§ **Instructions for the task**
Convert every line of the material below into a Markdown table with two columns, "Row" for the row number and "Line" for the line itself. Leave out any blank lines.

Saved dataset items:
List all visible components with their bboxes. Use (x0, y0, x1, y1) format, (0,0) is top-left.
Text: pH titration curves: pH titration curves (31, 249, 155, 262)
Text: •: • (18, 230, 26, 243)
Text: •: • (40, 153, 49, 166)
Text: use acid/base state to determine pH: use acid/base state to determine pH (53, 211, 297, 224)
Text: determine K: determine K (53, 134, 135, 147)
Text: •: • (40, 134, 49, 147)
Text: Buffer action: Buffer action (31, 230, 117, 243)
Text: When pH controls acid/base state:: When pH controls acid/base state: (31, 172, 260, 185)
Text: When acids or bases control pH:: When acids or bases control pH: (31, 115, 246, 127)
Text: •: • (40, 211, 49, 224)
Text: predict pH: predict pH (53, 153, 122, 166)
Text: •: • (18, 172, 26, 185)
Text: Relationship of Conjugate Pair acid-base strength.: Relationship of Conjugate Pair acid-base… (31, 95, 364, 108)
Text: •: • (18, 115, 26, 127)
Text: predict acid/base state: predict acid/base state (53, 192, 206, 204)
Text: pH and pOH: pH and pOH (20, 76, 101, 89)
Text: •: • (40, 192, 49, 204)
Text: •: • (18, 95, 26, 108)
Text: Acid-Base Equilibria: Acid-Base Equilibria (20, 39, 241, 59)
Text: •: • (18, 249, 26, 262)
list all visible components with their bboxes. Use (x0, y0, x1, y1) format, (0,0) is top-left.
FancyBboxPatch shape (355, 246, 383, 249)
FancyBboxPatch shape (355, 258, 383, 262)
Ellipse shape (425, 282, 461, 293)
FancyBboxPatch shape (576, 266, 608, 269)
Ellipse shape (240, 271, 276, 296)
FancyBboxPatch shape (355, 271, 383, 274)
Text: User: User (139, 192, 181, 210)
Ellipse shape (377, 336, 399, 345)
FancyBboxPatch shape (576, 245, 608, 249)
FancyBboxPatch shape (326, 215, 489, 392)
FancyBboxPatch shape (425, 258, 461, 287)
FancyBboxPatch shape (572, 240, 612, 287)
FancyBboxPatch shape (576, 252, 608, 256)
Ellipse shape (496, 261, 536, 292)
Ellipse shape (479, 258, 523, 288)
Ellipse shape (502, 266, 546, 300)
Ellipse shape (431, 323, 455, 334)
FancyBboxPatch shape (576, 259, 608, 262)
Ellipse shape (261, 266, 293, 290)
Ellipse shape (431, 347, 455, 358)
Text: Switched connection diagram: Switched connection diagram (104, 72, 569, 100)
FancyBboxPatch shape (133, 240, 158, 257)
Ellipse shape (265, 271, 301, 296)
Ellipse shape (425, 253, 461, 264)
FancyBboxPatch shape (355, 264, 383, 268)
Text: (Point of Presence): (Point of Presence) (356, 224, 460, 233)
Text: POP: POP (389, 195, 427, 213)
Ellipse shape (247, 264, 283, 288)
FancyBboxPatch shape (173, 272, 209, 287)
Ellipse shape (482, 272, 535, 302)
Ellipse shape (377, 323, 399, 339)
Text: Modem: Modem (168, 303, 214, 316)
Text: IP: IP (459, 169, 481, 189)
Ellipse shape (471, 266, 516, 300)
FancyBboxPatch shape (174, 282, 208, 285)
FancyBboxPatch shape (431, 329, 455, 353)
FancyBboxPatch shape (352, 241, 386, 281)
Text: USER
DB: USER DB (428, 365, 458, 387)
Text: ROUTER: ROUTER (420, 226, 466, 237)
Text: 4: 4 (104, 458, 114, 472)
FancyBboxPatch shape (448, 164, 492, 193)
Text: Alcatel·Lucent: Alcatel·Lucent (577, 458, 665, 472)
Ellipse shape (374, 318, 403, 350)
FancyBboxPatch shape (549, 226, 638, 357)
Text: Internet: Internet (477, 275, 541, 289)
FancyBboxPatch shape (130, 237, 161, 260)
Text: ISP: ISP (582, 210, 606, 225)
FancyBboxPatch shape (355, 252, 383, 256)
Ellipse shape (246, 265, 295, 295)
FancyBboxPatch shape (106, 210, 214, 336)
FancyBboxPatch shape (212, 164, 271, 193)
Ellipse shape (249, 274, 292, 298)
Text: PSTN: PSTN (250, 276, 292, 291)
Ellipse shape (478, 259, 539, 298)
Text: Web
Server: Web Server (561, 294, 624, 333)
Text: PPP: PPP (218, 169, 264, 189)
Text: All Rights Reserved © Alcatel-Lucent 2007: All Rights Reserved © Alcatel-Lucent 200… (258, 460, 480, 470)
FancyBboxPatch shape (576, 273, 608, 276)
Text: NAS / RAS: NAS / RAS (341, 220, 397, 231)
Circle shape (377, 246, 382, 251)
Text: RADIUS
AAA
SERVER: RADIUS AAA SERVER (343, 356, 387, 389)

§ **Written reply**
| Row | Line |
|---|---|
| 1 | List all visible components with their bboxes. Use (x0, y0, x1, y1) format, (0,0) is top-left. |
| 2 | Text: pH titration curves: pH titration curves (31, 249, 155, 262) |
| 3 | Text: •: • (18, 230, 26, 243) |
| 4 | Text: •: • (40, 153, 49, 166) |
| 5 | Text: use acid/base state to determine pH: use acid/base state to determine pH (53, 211, 297, 224) |
| 6 | Text: determine K: determine K (53, 134, 135, 147) |
| 7 | Text: •: • (40, 134, 49, 147) |
| 8 | Text: Buffer action: Buffer action (31, 230, 117, 243) |
| 9 | Text: When pH controls acid/base state:: When pH controls acid/base state: (31, 172, 260, 185) |
| 10 | Text: When acids or bases control pH:: When acids or bases control pH: (31, 115, 246, 127) |
| 11 | Text: •: • (40, 211, 49, 224) |
| 12 | Text: predict pH: predict pH (53, 153, 122, 166) |
| 13 | Text: •: • (18, 172, 26, 185) |
| 14 | Text: Relationship of Conjugate Pair acid-base strength.: Relationship of Conjugate Pair acid-base… (31, 95, 364, 108) |
| 15 | Text: •: • (18, 115, 26, 127) |
| 16 | Text: predict acid/base state: predict acid/base state (53, 192, 206, 204) |
| 17 | Text: pH and pOH: pH and pOH (20, 76, 101, 89) |
| 18 | Text: •: • (40, 192, 49, 204) |
| 19 | Text: •: • (18, 95, 26, 108) |
| 20 | Text: Acid-Base Equilibria: Acid-Base Equilibria (20, 39, 241, 59) |
| 21 | Text: •: • (18, 249, 26, 262) |
| 22 | list all visible components with their bboxes. Use (x0, y0, x1, y1) format, (0,0) is top-left. |
| 23 | FancyBboxPatch shape (355, 246, 383, 249) |
| 24 | FancyBboxPatch shape (355, 258, 383, 262) |
| 25 | Ellipse shape (425, 282, 461, 293) |
| 26 | FancyBboxPatch shape (576, 266, 608, 269) |
| 27 | Ellipse shape (240, 271, 276, 296) |
| 28 | FancyBboxPatch shape (355, 271, 383, 274) |
| 29 | Text: User: User (139, 192, 181, 210) |
| 30 | Ellipse shape (377, 336, 399, 345) |
| 31 | FancyBboxPatch shape (576, 245, 608, 249) |
| 32 | FancyBboxPatch shape (326, 215, 489, 392) |
| 33 | FancyBboxPatch shape (425, 258, 461, 287) |
| 34 | FancyBboxPatch shape (572, 240, 612, 287) |
| 35 | FancyBboxPatch shape (576, 252, 608, 256) |
| 36 | Ellipse shape (496, 261, 536, 292) |
| 37 | Ellipse shape (479, 258, 523, 288) |
| 38 | Ellipse shape (502, 266, 546, 300) |
| 39 | Ellipse shape (431, 323, 455, 334) |
| 40 | FancyBboxPatch shape (576, 259, 608, 262) |
| 41 | Ellipse shape (261, 266, 293, 290) |
| 42 | Ellipse shape (431, 347, 455, 358) |
| 43 | Text: Switched connection diagram: Switched connection diagram (104, 72, 569, 100) |
| 44 | FancyBboxPatch shape (133, 240, 158, 257) |
| 45 | Ellipse shape (265, 271, 301, 296) |
| 46 | Ellipse shape (425, 253, 461, 264) |
| 47 | FancyBboxPatch shape (355, 264, 383, 268) |
| 48 | Text: (Point of Presence): (Point of Presence) (356, 224, 460, 233) |
| 49 | Text: POP: POP (389, 195, 427, 213) |
| 50 | Ellipse shape (247, 264, 283, 288) |
| 51 | FancyBboxPatch shape (173, 272, 209, 287) |
| 52 | Ellipse shape (482, 272, 535, 302) |
| 53 | Ellipse shape (377, 323, 399, 339) |
| 54 | Text: Modem: Modem (168, 303, 214, 316) |
| 55 | Text: IP: IP (459, 169, 481, 189) |
| 56 | Ellipse shape (471, 266, 516, 300) |
| 57 | FancyBboxPatch shape (174, 282, 208, 285) |
| 58 | FancyBboxPatch shape (431, 329, 455, 353) |
| 59 | FancyBboxPatch shape (352, 241, 386, 281) |
| 60 | Text: USER |
| 61 | DB: USER DB (428, 365, 458, 387) |
| 62 | Text: ROUTER: ROUTER (420, 226, 466, 237) |
| 63 | Text: 4: 4 (104, 458, 114, 472) |
| 64 | FancyBboxPatch shape (448, 164, 492, 193) |
| 65 | Text: Alcatel·Lucent: Alcatel·Lucent (577, 458, 665, 472) |
| 66 | Ellipse shape (374, 318, 403, 350) |
| 67 | FancyBboxPatch shape (549, 226, 638, 357) |
| 68 | Text: Internet: Internet (477, 275, 541, 289) |
| 69 | FancyBboxPatch shape (130, 237, 161, 260) |
| 70 | Text: ISP: ISP (582, 210, 606, 225) |
| 71 | FancyBboxPatch shape (355, 252, 383, 256) |
| 72 | Ellipse shape (246, 265, 295, 295) |
| 73 | FancyBboxPatch shape (106, 210, 214, 336) |
| 74 | FancyBboxPatch shape (212, 164, 271, 193) |
| 75 | Ellipse shape (249, 274, 292, 298) |
| 76 | Text: PSTN: PSTN (250, 276, 292, 291) |
| 77 | Ellipse shape (478, 259, 539, 298) |
| 78 | Text: Web |
| 79 | Server: Web Server (561, 294, 624, 333) |
| 80 | Text: PPP: PPP (218, 169, 264, 189) |
| 81 | Text: All Rights Reserved © Alcatel-Lucent 2007: All Rights Reserved © Alcatel-Lucent 200… (258, 460, 480, 470) |
| 82 | FancyBboxPatch shape (576, 273, 608, 276) |
| 83 | Text: NAS / RAS: NAS / RAS (341, 220, 397, 231) |
| 84 | Circle shape (377, 246, 382, 251) |
| 85 | Text: RADIUS |
| 86 | AAA |
| 87 | SERVER: RADIUS AAA SERVER (343, 356, 387, 389) |